WRITTEN PROBLEM – Reproduce the rows below line for line, without changing anything.

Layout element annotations
━━━━━━━━━━━━━━━━

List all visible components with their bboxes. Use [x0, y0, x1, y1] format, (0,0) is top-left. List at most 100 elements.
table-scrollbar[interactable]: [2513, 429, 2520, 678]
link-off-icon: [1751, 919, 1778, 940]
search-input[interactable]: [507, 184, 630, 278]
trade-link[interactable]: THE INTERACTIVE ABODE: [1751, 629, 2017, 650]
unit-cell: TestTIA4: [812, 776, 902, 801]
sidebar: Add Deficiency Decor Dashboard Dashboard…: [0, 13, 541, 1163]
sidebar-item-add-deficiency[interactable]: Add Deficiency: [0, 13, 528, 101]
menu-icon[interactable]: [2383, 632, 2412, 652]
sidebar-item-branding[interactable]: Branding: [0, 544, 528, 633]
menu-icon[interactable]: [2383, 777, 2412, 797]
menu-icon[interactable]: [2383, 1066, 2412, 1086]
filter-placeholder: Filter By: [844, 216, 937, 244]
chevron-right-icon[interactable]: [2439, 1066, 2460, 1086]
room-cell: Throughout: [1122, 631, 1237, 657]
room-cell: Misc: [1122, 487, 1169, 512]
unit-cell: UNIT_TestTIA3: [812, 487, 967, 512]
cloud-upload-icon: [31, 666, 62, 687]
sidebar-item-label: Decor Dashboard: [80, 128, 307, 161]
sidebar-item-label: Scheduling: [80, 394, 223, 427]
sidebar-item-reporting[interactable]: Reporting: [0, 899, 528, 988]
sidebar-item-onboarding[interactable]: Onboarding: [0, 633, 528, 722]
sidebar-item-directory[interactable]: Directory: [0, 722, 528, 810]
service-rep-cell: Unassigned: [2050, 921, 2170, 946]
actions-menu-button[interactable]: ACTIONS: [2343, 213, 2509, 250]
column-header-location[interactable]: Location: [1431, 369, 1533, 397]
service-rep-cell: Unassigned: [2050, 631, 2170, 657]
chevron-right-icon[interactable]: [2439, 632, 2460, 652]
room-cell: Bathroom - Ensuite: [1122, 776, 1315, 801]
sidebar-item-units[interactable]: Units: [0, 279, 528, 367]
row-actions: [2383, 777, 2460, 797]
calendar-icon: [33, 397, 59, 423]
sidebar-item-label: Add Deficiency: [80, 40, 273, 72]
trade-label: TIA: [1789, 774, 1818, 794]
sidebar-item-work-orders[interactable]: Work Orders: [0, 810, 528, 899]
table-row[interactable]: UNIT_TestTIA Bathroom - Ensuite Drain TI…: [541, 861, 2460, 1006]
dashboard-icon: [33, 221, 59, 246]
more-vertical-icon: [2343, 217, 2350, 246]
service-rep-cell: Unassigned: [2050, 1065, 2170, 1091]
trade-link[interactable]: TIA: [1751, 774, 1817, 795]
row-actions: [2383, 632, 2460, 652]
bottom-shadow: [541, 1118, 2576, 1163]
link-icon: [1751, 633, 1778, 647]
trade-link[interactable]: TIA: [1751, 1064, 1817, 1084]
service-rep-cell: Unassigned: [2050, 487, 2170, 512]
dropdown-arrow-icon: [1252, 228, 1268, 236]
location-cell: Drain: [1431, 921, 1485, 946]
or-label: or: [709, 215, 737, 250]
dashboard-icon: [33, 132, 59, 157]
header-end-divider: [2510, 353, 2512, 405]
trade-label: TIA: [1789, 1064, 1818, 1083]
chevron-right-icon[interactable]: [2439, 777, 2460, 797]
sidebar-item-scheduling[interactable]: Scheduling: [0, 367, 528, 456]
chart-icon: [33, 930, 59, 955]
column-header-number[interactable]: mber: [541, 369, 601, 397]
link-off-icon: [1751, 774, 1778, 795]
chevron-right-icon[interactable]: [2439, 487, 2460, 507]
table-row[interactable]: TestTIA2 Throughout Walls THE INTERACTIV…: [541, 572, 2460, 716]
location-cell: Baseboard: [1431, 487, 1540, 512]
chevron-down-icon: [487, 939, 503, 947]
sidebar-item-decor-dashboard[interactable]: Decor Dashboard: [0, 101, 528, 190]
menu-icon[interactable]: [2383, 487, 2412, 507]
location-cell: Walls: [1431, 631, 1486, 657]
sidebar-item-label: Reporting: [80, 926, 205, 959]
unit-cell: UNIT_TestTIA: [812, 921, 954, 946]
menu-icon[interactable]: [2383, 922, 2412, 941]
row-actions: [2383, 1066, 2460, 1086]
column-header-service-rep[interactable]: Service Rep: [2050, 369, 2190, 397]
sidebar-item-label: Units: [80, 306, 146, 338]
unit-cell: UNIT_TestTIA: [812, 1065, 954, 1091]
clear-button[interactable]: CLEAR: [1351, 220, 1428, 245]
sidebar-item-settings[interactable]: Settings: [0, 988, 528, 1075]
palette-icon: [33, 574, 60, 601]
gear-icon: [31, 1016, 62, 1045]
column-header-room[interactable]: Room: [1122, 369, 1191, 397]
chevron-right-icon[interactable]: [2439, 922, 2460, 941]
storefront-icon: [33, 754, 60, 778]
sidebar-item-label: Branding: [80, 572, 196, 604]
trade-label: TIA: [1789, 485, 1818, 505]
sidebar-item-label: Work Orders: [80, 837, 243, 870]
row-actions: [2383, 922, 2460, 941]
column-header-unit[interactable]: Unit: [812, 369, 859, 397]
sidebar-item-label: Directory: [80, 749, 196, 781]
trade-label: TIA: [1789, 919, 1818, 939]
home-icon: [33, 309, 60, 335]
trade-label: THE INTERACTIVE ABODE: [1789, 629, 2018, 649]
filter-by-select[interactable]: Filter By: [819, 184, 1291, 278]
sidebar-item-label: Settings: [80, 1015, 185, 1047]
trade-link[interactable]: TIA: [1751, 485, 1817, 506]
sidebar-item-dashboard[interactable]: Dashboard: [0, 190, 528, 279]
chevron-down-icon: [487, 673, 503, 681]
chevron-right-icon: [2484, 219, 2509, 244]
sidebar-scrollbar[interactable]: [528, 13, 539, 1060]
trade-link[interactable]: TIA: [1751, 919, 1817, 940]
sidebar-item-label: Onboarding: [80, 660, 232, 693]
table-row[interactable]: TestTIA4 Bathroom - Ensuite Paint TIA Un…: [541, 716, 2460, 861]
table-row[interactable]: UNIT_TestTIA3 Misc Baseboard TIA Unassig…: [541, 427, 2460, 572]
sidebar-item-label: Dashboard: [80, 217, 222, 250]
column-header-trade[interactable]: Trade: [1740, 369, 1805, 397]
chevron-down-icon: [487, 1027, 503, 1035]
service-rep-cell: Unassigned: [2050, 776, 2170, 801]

━━━━━━━━━━━━━━━━

THE RESPONSE –
List all visible components with their bboxes. Use [x0, y0, x1, y1] format, (0,0) is top-left. List at most 100 elements.
table-scrollbar[interactable]: [2513, 429, 2520, 678]
link-off-icon: [1751, 919, 1778, 940]
search-input[interactable]: [507, 184, 630, 278]
trade-link[interactable]: THE INTERACTIVE ABODE: [1751, 629, 2017, 650]
unit-cell: TestTIA4: [812, 776, 902, 801]
sidebar: Add Deficiency Decor Dashboard Dashboard…: [0, 13, 541, 1163]
sidebar-item-add-deficiency[interactable]: Add Deficiency: [0, 13, 528, 101]
menu-icon[interactable]: [2383, 632, 2412, 652]
sidebar-item-branding[interactable]: Branding: [0, 544, 528, 633]
menu-icon[interactable]: [2383, 777, 2412, 797]
menu-icon[interactable]: [2383, 1066, 2412, 1086]
filter-placeholder: Filter By: [844, 216, 937, 244]
chevron-right-icon[interactable]: [2439, 1066, 2460, 1086]
room-cell: Throughout: [1122, 631, 1237, 657]
room-cell: Misc: [1122, 487, 1169, 512]
unit-cell: UNIT_TestTIA3: [812, 487, 967, 512]
cloud-upload-icon: [31, 666, 62, 687]
sidebar-item-label: Decor Dashboard: [80, 128, 307, 161]
sidebar-item-label: Scheduling: [80, 394, 223, 427]
sidebar-item-reporting[interactable]: Reporting: [0, 899, 528, 988]
sidebar-item-onboarding[interactable]: Onboarding: [0, 633, 528, 722]
sidebar-item-directory[interactable]: Directory: [0, 722, 528, 810]
service-rep-cell: Unassigned: [2050, 921, 2170, 946]
actions-menu-button[interactable]: ACTIONS: [2343, 213, 2509, 250]
column-header-location[interactable]: Location: [1431, 369, 1533, 397]
service-rep-cell: Unassigned: [2050, 631, 2170, 657]
chevron-right-icon[interactable]: [2439, 632, 2460, 652]
room-cell: Bathroom - Ensuite: [1122, 776, 1315, 801]
sidebar-item-units[interactable]: Units: [0, 279, 528, 367]
row-actions: [2383, 777, 2460, 797]
calendar-icon: [33, 397, 59, 423]
sidebar-item-label: Add Deficiency: [80, 40, 273, 72]
trade-label: TIA: [1789, 774, 1818, 794]
sidebar-item-work-orders[interactable]: Work Orders: [0, 810, 528, 899]
table-row[interactable]: UNIT_TestTIA Bathroom - Ensuite Drain TI…: [541, 861, 2460, 1006]
dashboard-icon: [33, 221, 59, 246]
more-vertical-icon: [2343, 217, 2350, 246]
service-rep-cell: Unassigned: [2050, 1065, 2170, 1091]
trade-link[interactable]: TIA: [1751, 774, 1817, 795]
row-actions: [2383, 632, 2460, 652]
bottom-shadow: [541, 1118, 2576, 1163]
link-icon: [1751, 633, 1778, 647]
trade-link[interactable]: TIA: [1751, 1064, 1817, 1084]
service-rep-cell: Unassigned: [2050, 487, 2170, 512]
dropdown-arrow-icon: [1252, 228, 1268, 236]
location-cell: Drain: [1431, 921, 1485, 946]
or-label: or: [709, 215, 737, 250]
dashboard-icon: [33, 132, 59, 157]
header-end-divider: [2510, 353, 2512, 405]
trade-label: TIA: [1789, 1064, 1818, 1083]
chevron-right-icon[interactable]: [2439, 777, 2460, 797]
sidebar-item-scheduling[interactable]: Scheduling: [0, 367, 528, 456]
chart-icon: [33, 930, 59, 955]
column-header-number[interactable]: mber: [541, 369, 601, 397]
link-off-icon: [1751, 774, 1778, 795]
chevron-right-icon[interactable]: [2439, 487, 2460, 507]
table-row[interactable]: TestTIA2 Throughout Walls THE INTERACTIV…: [541, 572, 2460, 716]
location-cell: Baseboard: [1431, 487, 1540, 512]
chevron-down-icon: [487, 939, 503, 947]
sidebar-item-decor-dashboard[interactable]: Decor Dashboard: [0, 101, 528, 190]
menu-icon[interactable]: [2383, 487, 2412, 507]
location-cell: Walls: [1431, 631, 1486, 657]
sidebar-item-label: Reporting: [80, 926, 205, 959]
unit-cell: UNIT_TestTIA: [812, 921, 954, 946]
menu-icon[interactable]: [2383, 922, 2412, 941]
row-actions: [2383, 1066, 2460, 1086]
column-header-service-rep[interactable]: Service Rep: [2050, 369, 2190, 397]
sidebar-item-label: Units: [80, 306, 146, 338]
unit-cell: UNIT_TestTIA: [812, 1065, 954, 1091]
clear-button[interactable]: CLEAR: [1351, 220, 1428, 245]
sidebar-item-settings[interactable]: Settings: [0, 988, 528, 1075]
palette-icon: [33, 574, 60, 601]
gear-icon: [31, 1016, 62, 1045]
column-header-room[interactable]: Room: [1122, 369, 1191, 397]
chevron-right-icon[interactable]: [2439, 922, 2460, 941]
storefront-icon: [33, 754, 60, 778]
sidebar-item-label: Branding: [80, 572, 196, 604]
trade-label: TIA: [1789, 485, 1818, 505]
sidebar-item-label: Work Orders: [80, 837, 243, 870]
row-actions: [2383, 922, 2460, 941]
column-header-unit[interactable]: Unit: [812, 369, 859, 397]
sidebar-item-label: Directory: [80, 749, 196, 781]
trade-label: TIA: [1789, 919, 1818, 939]
home-icon: [33, 309, 60, 335]
trade-label: THE INTERACTIVE ABODE: [1789, 629, 2018, 649]
filter-by-select[interactable]: Filter By: [819, 184, 1291, 278]
sidebar-item-label: Settings: [80, 1015, 185, 1047]
trade-link[interactable]: TIA: [1751, 485, 1817, 506]
sidebar-item-dashboard[interactable]: Dashboard: [0, 190, 528, 279]
chevron-down-icon: [487, 673, 503, 681]
chevron-right-icon: [2484, 219, 2509, 244]
sidebar-scrollbar[interactable]: [528, 13, 539, 1060]
trade-link[interactable]: TIA: [1751, 919, 1817, 940]
sidebar-item-label: Onboarding: [80, 660, 232, 693]
table-row[interactable]: TestTIA4 Bathroom - Ensuite Paint TIA Un…: [541, 716, 2460, 861]
table-row[interactable]: UNIT_TestTIA3 Misc Baseboard TIA Unassig…: [541, 427, 2460, 572]
sidebar-item-label: Dashboard: [80, 217, 222, 250]
column-header-trade[interactable]: Trade: [1740, 369, 1805, 397]
chevron-down-icon: [487, 1027, 503, 1035]
service-rep-cell: Unassigned: [2050, 776, 2170, 801]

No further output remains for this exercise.